• Stored data:
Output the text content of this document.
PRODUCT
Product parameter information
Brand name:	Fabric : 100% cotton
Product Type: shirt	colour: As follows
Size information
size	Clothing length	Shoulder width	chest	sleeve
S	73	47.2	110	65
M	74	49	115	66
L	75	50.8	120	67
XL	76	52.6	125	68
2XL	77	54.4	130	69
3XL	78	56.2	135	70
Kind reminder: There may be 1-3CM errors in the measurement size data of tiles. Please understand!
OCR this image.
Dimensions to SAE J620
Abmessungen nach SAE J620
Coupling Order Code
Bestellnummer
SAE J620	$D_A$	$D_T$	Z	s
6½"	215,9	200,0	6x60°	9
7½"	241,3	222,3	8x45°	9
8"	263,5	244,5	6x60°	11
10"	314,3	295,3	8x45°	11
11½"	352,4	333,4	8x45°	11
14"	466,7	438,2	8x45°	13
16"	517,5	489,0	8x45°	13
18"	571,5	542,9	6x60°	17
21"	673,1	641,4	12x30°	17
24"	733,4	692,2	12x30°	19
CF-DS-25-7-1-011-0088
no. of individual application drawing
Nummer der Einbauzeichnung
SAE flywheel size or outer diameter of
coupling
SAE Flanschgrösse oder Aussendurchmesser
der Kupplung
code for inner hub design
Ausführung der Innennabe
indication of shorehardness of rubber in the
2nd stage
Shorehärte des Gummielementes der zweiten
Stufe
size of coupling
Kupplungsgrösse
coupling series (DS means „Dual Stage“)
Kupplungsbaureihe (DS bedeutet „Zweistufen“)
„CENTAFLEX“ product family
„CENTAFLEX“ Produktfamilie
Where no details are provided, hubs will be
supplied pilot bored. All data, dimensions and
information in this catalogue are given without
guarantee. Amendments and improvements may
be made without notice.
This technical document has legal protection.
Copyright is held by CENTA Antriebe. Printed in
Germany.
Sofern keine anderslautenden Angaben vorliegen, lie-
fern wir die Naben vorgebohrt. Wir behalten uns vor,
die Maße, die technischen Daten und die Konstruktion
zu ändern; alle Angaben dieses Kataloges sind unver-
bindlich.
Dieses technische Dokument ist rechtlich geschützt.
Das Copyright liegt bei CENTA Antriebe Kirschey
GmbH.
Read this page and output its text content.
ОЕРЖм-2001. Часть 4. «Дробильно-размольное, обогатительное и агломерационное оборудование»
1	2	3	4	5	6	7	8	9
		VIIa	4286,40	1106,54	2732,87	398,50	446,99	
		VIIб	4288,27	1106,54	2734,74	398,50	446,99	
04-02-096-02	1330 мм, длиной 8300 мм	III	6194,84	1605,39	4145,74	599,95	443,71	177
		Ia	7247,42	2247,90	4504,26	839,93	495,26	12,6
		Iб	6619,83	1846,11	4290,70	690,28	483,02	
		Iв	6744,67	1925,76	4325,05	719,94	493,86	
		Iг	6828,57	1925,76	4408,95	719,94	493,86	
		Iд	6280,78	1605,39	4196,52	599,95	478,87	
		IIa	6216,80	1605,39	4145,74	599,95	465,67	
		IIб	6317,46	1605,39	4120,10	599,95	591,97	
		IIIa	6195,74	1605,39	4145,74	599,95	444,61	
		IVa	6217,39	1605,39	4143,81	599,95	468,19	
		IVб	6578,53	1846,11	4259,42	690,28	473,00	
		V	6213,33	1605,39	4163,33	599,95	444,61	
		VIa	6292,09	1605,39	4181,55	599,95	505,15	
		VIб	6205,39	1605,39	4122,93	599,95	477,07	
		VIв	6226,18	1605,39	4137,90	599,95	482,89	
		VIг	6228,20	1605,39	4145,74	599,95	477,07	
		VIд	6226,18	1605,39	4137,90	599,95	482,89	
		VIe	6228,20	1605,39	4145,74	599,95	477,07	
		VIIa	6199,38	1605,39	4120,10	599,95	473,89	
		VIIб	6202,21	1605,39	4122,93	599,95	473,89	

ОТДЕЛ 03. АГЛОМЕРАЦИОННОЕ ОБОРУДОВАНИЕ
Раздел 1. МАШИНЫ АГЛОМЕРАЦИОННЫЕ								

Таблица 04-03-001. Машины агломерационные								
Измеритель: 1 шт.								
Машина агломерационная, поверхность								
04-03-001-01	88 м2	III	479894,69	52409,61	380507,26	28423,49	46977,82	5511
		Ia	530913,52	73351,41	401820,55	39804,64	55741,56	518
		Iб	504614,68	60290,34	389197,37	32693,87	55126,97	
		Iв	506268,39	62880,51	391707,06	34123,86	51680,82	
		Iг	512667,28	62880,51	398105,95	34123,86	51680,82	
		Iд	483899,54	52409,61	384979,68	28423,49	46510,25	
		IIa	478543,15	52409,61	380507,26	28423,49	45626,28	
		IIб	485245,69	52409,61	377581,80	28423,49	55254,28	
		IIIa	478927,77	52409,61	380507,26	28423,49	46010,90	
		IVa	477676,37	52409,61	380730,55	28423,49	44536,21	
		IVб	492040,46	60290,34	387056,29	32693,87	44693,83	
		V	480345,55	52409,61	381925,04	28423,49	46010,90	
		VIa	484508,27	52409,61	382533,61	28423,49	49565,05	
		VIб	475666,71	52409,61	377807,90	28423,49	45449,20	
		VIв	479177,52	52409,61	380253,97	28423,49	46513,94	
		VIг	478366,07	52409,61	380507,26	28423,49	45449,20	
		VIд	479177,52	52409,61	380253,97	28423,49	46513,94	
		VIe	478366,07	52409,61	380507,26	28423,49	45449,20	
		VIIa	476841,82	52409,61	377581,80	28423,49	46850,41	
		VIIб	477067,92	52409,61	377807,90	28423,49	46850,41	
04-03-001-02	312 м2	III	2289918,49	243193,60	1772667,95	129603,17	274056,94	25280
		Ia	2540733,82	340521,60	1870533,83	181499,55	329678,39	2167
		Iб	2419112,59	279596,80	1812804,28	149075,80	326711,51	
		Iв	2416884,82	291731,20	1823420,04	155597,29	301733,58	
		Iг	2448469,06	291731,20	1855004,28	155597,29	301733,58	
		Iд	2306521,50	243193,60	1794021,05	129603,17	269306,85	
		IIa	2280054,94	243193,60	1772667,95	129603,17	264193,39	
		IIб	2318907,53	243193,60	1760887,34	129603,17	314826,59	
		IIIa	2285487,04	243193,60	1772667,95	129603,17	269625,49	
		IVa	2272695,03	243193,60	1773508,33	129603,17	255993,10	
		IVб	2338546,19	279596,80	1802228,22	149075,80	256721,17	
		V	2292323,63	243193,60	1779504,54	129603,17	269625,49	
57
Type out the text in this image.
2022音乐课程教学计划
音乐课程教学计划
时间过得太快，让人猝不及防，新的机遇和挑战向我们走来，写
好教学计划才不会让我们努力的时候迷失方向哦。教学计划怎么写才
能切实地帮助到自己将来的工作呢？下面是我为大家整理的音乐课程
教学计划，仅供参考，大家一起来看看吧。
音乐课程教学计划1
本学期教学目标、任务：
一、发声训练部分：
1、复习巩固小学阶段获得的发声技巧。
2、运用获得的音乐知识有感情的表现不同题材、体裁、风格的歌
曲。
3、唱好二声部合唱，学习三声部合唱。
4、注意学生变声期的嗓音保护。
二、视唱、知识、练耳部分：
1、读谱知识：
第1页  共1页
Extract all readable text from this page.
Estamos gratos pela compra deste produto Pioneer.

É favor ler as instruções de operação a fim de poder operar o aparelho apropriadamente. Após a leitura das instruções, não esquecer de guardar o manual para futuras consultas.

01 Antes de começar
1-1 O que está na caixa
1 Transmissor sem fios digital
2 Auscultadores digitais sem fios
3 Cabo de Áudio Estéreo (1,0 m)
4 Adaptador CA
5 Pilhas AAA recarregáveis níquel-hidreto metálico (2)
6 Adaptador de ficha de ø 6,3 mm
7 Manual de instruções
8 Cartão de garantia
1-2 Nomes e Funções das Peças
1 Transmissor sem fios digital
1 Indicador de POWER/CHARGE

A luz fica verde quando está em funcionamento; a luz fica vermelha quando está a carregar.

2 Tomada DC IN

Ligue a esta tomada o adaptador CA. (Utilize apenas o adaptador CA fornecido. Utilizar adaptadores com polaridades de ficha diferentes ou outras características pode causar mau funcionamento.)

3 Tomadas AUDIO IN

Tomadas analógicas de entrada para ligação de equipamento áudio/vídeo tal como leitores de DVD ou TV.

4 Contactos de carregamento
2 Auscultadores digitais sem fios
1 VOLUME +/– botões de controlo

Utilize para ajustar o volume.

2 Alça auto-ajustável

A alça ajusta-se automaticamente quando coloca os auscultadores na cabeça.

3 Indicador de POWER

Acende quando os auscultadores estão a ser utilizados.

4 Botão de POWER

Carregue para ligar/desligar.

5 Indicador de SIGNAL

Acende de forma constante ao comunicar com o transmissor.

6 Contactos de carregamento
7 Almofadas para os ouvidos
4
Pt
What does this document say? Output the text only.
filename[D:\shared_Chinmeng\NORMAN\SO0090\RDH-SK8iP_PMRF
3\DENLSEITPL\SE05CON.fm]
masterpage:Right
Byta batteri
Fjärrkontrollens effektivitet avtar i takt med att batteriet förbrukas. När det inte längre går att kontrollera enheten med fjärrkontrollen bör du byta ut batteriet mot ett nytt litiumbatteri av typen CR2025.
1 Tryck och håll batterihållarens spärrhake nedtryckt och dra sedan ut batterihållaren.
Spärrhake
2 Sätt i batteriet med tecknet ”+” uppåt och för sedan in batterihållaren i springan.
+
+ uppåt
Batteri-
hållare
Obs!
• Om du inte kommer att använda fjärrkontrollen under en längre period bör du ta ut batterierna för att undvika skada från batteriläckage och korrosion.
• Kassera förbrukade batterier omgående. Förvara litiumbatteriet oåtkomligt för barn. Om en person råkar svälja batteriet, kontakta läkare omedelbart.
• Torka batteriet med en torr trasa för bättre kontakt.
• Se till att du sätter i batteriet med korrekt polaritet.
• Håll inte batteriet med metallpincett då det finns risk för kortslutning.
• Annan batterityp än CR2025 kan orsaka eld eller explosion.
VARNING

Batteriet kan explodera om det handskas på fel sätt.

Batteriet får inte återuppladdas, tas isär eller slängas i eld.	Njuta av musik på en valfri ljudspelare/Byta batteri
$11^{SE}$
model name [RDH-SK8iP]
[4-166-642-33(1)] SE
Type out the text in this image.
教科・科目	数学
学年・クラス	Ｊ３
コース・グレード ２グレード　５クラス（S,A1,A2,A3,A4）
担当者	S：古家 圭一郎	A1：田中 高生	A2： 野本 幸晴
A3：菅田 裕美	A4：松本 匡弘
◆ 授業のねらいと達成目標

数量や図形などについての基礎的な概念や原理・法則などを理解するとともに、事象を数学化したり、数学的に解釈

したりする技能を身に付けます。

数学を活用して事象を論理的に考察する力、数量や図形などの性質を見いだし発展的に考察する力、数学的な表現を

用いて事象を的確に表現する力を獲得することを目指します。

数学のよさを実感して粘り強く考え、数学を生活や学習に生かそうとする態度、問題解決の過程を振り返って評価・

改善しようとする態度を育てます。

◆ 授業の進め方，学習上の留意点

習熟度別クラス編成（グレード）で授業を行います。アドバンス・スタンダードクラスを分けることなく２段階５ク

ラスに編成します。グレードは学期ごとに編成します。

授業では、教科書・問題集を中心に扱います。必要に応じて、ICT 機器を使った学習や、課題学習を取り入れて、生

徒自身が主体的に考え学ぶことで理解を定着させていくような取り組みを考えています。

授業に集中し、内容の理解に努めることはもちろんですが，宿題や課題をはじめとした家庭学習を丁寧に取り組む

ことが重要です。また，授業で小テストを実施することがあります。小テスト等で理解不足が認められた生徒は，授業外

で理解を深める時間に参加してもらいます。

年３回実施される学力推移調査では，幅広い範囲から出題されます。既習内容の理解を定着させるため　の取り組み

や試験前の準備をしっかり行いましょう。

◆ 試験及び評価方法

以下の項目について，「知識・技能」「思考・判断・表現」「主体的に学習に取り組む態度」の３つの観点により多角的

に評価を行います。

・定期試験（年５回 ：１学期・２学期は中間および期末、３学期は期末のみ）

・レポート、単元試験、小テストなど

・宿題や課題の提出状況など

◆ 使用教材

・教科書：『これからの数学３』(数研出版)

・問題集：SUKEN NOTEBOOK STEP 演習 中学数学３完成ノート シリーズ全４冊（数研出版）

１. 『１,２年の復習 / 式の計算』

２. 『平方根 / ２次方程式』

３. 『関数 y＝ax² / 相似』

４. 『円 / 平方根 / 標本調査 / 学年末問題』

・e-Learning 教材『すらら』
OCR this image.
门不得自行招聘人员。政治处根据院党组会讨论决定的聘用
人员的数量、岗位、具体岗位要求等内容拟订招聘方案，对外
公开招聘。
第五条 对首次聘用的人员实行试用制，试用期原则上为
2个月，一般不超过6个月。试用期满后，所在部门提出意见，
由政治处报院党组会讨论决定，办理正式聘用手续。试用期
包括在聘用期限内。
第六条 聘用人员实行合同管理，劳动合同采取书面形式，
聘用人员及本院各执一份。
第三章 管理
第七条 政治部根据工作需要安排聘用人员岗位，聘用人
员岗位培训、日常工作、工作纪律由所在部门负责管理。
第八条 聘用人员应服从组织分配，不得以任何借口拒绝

• What this task involves: Check each line of the records for the word "ficha" and extract those that contain it.

• Finished exercise:
6 Adaptador de ficha de ø 6,3 mm
Ligue a esta tomada o adaptador CA. (Utilize apenas o adaptador CA fornecido. Utilizar adaptadores com polaridades de ficha diferentes ou outras características pode causar mau funcionamento.)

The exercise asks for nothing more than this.